* [Document passage]:
##############################

Calverstown (Irish: Baile an Chalbhaigh) is a small village in County Kildare, Ireland. It lies 6 km (3.7 mi) south of the town of Kilcullen and about 16 km (9.9 mi) from each of the towns of Athy, Kildare, Naas and Newbridge. It is an old settlement located close to the archaeological sites of Dún Ailinne and Old Kilcullen. The village has a stream running through it with another to the south. In the 2006 Census it had a population of 650.

Calverstown has been in existence as a named location since the early medieval period. An early reference to lands described as "Terra Philippi Vituli" (Latin for "Philip of Calfs land") provides an unaudited confirmation in the form of a petition from the Royal Hospitallers of Kilmainham listing their possessions to Pope Innocent III in 1212. The Irish name Baile an Chalbhaigh was historically anglicised as Ballinchalwey, Ballinchallowe and Ballinchalloe.

##############################

* [Activities]:
**A)** In the passage about Calverstown, which towns lie about 16 km from the village?
**B)** What population did Calverstown have in the 2006 Census, according to the passage about the village?
**C)** Carry on the passage about Calverstown from its last sentence.

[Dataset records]

##############################

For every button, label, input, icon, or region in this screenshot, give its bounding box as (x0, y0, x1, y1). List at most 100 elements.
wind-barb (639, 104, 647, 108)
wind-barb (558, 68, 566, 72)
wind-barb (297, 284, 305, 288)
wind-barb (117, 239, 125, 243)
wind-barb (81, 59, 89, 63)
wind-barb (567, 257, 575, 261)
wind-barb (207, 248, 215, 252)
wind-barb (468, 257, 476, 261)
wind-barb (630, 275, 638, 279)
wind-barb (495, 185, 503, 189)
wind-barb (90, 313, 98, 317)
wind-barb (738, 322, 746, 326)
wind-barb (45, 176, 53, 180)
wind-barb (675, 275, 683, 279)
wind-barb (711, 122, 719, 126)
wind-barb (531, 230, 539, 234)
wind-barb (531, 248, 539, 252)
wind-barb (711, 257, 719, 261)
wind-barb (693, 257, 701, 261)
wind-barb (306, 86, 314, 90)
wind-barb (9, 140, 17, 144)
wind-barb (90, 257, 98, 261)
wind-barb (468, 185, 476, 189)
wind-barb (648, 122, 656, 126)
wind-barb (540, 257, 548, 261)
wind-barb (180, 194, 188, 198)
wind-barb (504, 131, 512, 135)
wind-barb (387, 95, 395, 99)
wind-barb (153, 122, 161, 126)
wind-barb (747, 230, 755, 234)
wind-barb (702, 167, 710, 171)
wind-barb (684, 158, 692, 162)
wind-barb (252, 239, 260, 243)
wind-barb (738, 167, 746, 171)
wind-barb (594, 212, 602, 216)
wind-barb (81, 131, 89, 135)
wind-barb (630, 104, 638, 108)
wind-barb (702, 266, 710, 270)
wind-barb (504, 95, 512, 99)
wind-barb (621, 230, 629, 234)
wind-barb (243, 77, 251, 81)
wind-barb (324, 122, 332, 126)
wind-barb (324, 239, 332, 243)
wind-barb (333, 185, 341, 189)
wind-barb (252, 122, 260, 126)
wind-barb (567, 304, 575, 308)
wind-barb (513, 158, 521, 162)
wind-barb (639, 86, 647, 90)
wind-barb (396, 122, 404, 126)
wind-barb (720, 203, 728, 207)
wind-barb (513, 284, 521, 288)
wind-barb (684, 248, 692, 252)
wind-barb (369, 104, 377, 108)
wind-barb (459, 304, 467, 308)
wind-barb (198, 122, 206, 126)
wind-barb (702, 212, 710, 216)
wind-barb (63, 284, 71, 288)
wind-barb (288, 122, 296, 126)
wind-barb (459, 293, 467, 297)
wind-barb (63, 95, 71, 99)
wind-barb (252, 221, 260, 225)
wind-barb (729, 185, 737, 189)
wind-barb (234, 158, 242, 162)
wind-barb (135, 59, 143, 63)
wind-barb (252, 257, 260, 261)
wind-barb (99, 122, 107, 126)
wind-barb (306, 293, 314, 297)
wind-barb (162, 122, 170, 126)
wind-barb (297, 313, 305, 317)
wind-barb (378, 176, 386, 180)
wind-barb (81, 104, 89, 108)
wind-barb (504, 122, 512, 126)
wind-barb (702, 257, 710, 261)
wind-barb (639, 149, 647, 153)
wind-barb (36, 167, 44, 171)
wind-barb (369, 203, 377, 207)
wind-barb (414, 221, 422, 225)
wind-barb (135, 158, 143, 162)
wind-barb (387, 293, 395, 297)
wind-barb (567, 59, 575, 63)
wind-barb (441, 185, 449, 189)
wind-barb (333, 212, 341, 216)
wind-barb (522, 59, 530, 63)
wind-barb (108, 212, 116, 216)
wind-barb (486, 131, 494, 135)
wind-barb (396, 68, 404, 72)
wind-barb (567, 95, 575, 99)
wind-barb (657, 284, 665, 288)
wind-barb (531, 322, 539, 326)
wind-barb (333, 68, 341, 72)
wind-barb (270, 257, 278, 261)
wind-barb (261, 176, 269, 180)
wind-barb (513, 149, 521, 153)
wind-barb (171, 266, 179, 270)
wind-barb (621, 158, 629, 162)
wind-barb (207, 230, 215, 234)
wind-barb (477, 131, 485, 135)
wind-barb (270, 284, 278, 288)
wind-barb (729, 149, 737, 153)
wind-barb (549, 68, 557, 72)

##############################

* [Answer section]:
**A)** Athy, Kildare, Naas and Newbridge.

**B)** 650.

**C)**
In a note to an edition of Richard de Ledrede's account of the Kyteler Witchcraft trial Wright (1843, 56-7) noted that Walter le Veele, or Calf, of Calfstown was Chancellor of Kildare Cathedral and was made Bishop of Kildare in 1299. He purchased the manor of Norragh, in which Calverstown is situated, from Geoffrey de Norragh before his death in 1332. The barony was inherited by his nephew John Calf, who passed it to his son Sir Robert Calf and to his daughter Elizabeth Calf who married William Wellesley of Baronsrath, whose heirs held the barony after that. The name of the town appears to be derived from the anglicised name of the le Veele family.

It is explicitly mentioned in a Rental of Gerald Earl of Kildare begun in 1518-19 1518 as "In baronia de Norragh. Item, in the barone of the Norragh & may be distraynet at Calfiston: £6" (MacNiocaill 1992, 291); and in the Extents of Irish Monastic Possessions 1540-41. In the former, the name is spelled Calfiston, in the latter Calveston.